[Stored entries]
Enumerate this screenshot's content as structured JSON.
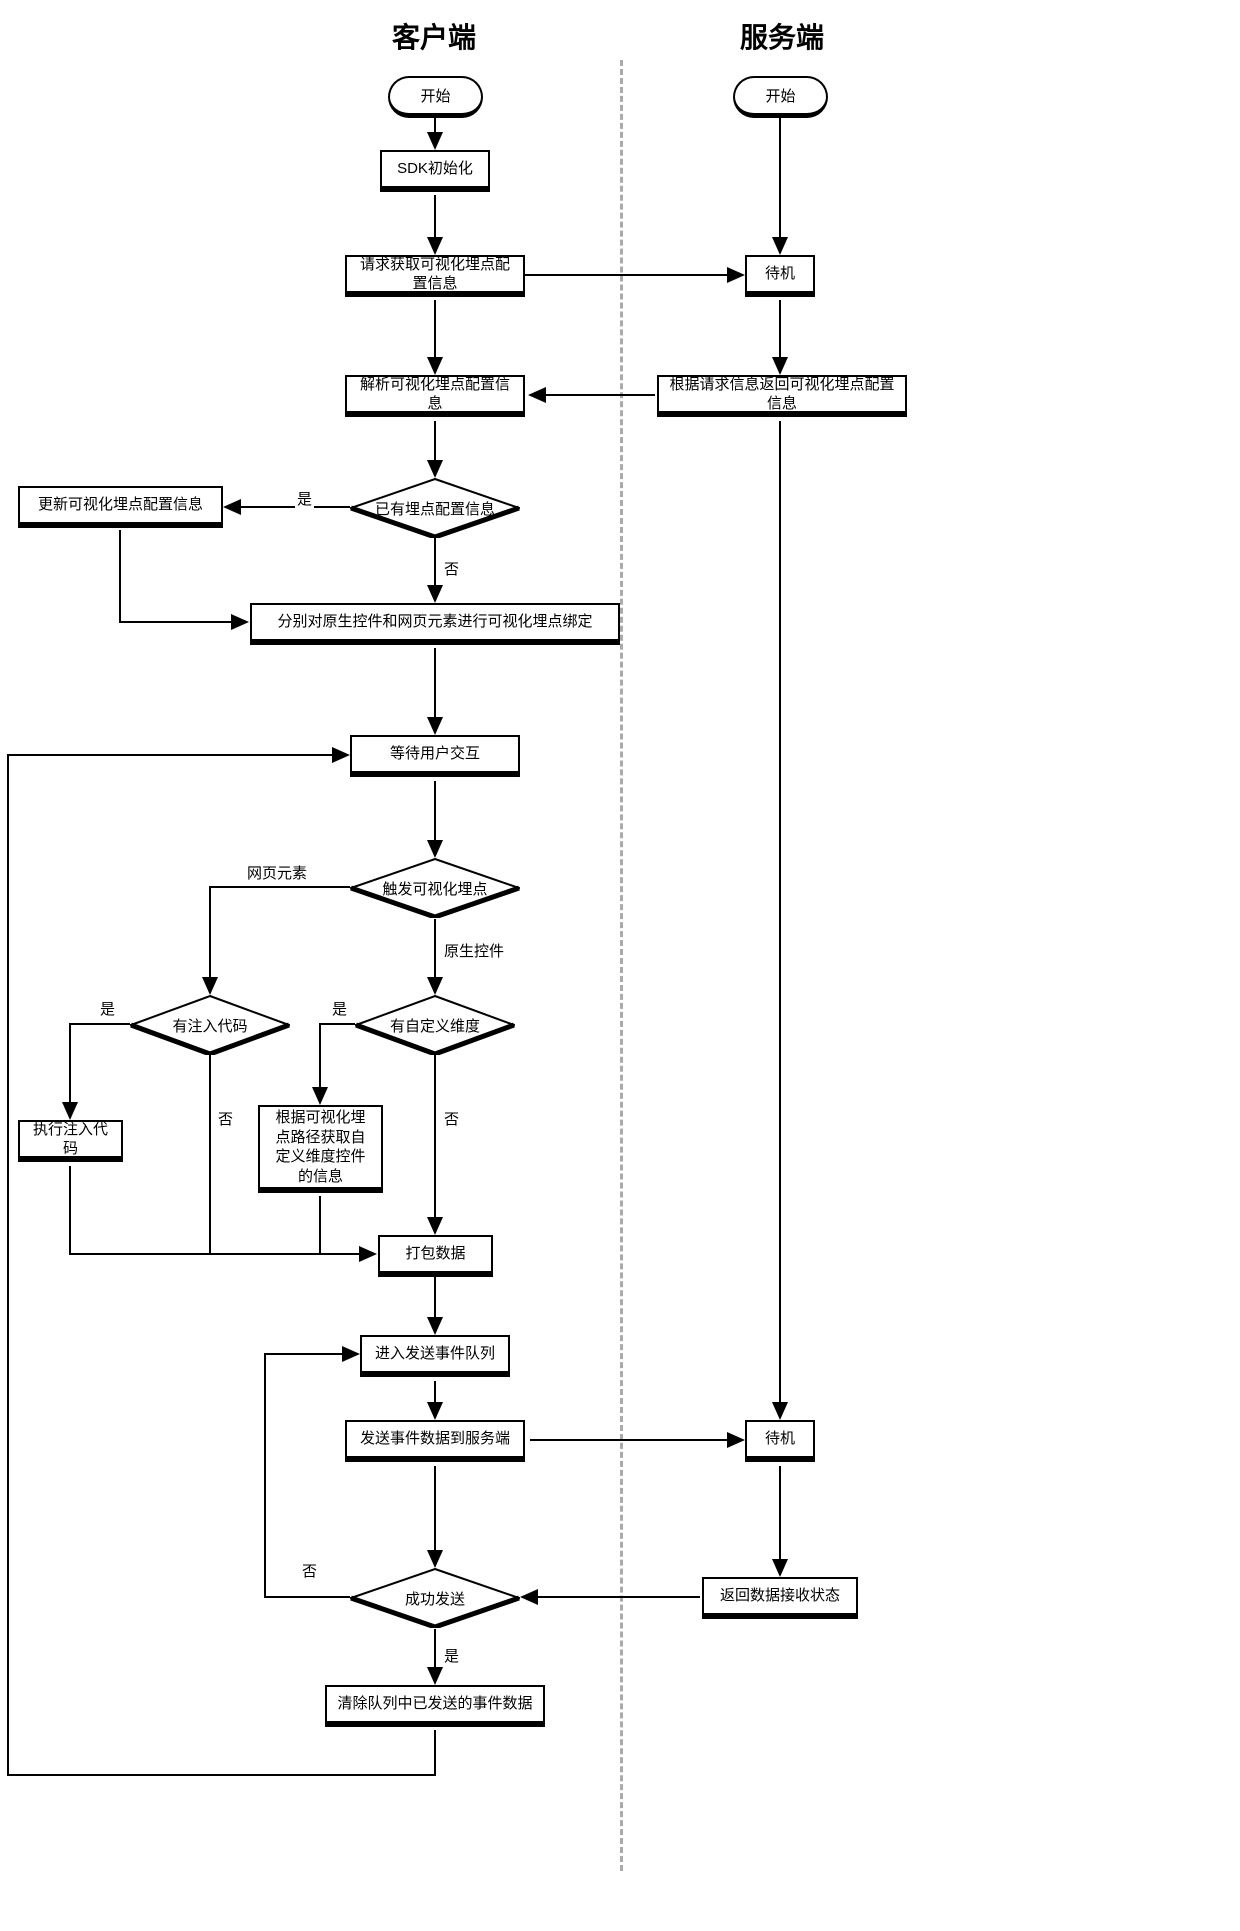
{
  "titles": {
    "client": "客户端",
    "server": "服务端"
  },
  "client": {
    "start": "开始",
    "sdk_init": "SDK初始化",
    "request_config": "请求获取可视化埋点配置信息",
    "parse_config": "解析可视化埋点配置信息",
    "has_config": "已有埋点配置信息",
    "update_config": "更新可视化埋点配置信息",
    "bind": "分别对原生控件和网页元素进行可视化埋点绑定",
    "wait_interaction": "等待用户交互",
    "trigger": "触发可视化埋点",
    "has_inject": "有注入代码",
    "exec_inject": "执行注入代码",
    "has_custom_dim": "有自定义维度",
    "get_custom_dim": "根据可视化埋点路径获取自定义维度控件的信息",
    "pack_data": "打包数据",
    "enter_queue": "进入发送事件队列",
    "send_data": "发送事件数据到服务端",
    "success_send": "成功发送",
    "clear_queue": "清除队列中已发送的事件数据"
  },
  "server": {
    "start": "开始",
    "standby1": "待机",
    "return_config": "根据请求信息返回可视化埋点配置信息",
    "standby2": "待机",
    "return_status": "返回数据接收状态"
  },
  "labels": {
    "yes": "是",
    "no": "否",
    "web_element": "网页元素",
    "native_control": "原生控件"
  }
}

**THE PROBLEM**
Leave out all images, then reproduce the entries above exactly.

**CORRECT RESPONSE**
Enumerate this screenshot's content as structured JSON.
{
  "titles": {
    "client": "客户端",
    "server": "服务端"
  },
  "client": {
    "start": "开始",
    "sdk_init": "SDK初始化",
    "request_config": "请求获取可视化埋点配置信息",
    "parse_config": "解析可视化埋点配置信息",
    "has_config": "已有埋点配置信息",
    "update_config": "更新可视化埋点配置信息",
    "bind": "分别对原生控件和网页元素进行可视化埋点绑定",
    "wait_interaction": "等待用户交互",
    "trigger": "触发可视化埋点",
    "has_inject": "有注入代码",
    "exec_inject": "执行注入代码",
    "has_custom_dim": "有自定义维度",
    "get_custom_dim": "根据可视化埋点路径获取自定义维度控件的信息",
    "pack_data": "打包数据",
    "enter_queue": "进入发送事件队列",
    "send_data": "发送事件数据到服务端",
    "success_send": "成功发送",
    "clear_queue": "清除队列中已发送的事件数据"
  },
  "server": {
    "start": "开始",
    "standby1": "待机",
    "return_config": "根据请求信息返回可视化埋点配置信息",
    "standby2": "待机",
    "return_status": "返回数据接收状态"
  },
  "labels": {
    "yes": "是",
    "no": "否",
    "web_element": "网页元素",
    "native_control": "原生控件"
  }
}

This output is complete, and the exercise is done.